**Objective**
Show every line of the material that contains the string "Bird". Case counts.

**Listed entries**
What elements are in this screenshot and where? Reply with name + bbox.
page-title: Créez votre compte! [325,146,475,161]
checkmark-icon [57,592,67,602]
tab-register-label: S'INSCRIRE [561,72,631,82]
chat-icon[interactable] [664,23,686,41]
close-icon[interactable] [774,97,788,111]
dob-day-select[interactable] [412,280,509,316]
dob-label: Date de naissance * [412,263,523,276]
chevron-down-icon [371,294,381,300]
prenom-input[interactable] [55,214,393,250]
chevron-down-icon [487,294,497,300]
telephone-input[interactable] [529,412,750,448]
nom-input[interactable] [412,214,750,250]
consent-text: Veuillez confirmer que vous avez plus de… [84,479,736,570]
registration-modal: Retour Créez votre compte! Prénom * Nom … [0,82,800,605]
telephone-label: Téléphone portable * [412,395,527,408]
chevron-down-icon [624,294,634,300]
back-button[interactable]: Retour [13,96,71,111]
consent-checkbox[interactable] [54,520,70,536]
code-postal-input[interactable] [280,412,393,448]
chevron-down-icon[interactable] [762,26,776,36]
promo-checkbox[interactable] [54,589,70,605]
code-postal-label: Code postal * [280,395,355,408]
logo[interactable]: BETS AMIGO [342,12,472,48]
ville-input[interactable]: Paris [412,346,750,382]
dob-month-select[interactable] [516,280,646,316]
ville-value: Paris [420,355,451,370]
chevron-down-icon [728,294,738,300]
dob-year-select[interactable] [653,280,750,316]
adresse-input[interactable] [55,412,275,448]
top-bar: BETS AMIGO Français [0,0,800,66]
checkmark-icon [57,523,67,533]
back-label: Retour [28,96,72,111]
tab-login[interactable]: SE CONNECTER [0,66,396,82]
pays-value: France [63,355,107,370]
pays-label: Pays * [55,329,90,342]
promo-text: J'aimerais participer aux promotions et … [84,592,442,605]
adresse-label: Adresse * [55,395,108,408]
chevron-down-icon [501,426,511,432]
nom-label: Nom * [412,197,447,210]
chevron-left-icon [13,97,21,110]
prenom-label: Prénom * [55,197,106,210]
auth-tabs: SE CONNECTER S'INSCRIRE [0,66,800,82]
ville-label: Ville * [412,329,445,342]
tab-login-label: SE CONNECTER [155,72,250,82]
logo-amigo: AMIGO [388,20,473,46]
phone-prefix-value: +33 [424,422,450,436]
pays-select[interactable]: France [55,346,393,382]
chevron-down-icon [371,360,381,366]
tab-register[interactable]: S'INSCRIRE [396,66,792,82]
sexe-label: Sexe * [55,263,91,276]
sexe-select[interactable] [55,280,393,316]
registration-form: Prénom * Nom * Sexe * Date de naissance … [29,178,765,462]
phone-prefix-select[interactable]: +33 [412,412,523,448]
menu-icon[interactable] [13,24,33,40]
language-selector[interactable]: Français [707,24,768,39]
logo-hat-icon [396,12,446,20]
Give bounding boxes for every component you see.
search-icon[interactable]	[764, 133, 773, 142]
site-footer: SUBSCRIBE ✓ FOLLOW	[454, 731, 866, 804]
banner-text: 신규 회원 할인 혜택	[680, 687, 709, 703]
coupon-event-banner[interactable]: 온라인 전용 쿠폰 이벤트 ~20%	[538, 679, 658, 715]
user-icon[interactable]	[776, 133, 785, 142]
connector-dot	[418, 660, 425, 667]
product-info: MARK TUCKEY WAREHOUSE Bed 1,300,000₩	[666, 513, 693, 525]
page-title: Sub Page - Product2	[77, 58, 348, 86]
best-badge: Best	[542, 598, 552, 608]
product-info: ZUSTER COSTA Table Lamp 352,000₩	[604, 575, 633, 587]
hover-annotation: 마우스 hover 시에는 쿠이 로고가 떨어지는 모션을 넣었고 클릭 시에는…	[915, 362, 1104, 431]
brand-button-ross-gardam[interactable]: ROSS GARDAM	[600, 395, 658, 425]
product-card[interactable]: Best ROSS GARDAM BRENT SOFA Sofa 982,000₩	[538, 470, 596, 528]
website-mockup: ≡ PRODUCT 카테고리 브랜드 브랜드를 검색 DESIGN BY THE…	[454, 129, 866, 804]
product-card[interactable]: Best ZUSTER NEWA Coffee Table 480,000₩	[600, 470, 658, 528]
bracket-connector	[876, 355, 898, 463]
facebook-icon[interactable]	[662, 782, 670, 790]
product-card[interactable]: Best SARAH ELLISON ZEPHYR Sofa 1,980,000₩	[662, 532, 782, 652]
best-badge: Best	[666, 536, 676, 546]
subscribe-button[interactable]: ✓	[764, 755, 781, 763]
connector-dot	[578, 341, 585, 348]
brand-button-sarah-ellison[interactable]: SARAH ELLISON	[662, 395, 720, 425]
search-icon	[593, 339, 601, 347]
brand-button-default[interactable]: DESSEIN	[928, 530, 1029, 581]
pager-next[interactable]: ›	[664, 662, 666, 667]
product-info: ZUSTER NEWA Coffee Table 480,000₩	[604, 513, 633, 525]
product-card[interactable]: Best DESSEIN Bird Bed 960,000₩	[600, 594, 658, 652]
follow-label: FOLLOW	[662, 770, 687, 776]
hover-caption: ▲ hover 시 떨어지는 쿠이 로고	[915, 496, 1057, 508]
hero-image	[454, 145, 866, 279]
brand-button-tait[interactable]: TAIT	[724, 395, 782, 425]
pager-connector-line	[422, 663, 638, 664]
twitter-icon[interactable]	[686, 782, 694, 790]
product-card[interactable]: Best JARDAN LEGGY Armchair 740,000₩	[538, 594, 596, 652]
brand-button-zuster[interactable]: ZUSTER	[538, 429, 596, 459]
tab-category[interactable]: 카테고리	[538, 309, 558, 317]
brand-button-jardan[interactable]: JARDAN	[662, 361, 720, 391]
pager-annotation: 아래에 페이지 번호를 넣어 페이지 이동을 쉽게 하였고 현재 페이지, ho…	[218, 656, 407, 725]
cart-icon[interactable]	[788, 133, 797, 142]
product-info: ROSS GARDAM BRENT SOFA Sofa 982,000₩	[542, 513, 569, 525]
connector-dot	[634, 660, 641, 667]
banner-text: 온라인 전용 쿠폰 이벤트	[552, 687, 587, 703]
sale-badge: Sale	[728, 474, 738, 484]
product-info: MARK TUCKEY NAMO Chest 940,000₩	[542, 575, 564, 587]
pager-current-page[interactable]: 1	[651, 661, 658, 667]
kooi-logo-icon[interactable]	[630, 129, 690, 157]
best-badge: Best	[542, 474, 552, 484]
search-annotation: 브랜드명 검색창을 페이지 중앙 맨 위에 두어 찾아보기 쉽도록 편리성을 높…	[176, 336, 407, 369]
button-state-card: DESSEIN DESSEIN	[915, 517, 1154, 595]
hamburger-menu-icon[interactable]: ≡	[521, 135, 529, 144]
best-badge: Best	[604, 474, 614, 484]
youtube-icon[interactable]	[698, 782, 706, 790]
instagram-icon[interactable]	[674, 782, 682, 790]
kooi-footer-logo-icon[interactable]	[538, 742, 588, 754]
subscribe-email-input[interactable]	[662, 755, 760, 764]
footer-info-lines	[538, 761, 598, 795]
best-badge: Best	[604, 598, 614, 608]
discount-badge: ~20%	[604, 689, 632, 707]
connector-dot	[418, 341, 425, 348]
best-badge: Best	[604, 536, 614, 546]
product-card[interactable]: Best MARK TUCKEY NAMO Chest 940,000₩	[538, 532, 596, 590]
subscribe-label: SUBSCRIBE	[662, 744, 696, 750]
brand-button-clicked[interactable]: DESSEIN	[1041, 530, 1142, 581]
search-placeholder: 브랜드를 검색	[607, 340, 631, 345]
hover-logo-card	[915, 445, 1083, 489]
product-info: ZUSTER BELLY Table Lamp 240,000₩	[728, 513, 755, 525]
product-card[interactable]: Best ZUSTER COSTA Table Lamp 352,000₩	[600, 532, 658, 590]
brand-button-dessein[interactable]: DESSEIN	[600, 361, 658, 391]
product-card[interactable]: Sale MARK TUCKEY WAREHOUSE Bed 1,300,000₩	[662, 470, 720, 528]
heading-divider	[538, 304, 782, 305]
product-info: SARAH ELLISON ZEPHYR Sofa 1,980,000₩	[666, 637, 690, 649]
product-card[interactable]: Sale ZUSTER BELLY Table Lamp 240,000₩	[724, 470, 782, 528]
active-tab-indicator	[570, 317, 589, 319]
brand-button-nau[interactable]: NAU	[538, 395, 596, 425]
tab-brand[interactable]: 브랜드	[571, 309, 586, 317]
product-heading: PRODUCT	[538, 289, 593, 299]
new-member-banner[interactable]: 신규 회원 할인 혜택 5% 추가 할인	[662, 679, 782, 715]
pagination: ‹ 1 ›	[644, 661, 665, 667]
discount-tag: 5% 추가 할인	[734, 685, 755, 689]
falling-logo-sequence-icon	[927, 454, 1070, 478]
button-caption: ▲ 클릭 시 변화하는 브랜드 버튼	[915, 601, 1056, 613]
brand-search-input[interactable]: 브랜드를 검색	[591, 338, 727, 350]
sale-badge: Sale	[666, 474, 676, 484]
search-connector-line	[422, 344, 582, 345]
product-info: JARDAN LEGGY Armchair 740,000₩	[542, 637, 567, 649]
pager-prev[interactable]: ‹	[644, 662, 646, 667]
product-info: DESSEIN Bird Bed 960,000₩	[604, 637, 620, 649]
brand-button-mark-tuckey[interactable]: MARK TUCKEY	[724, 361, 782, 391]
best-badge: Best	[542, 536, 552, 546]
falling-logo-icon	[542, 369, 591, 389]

**Correct response**
product-card[interactable]: Best DESSEIN Bird Bed 960,000₩	[600, 594, 658, 652]
product-info: DESSEIN Bird Bed 960,000₩	[604, 637, 620, 649]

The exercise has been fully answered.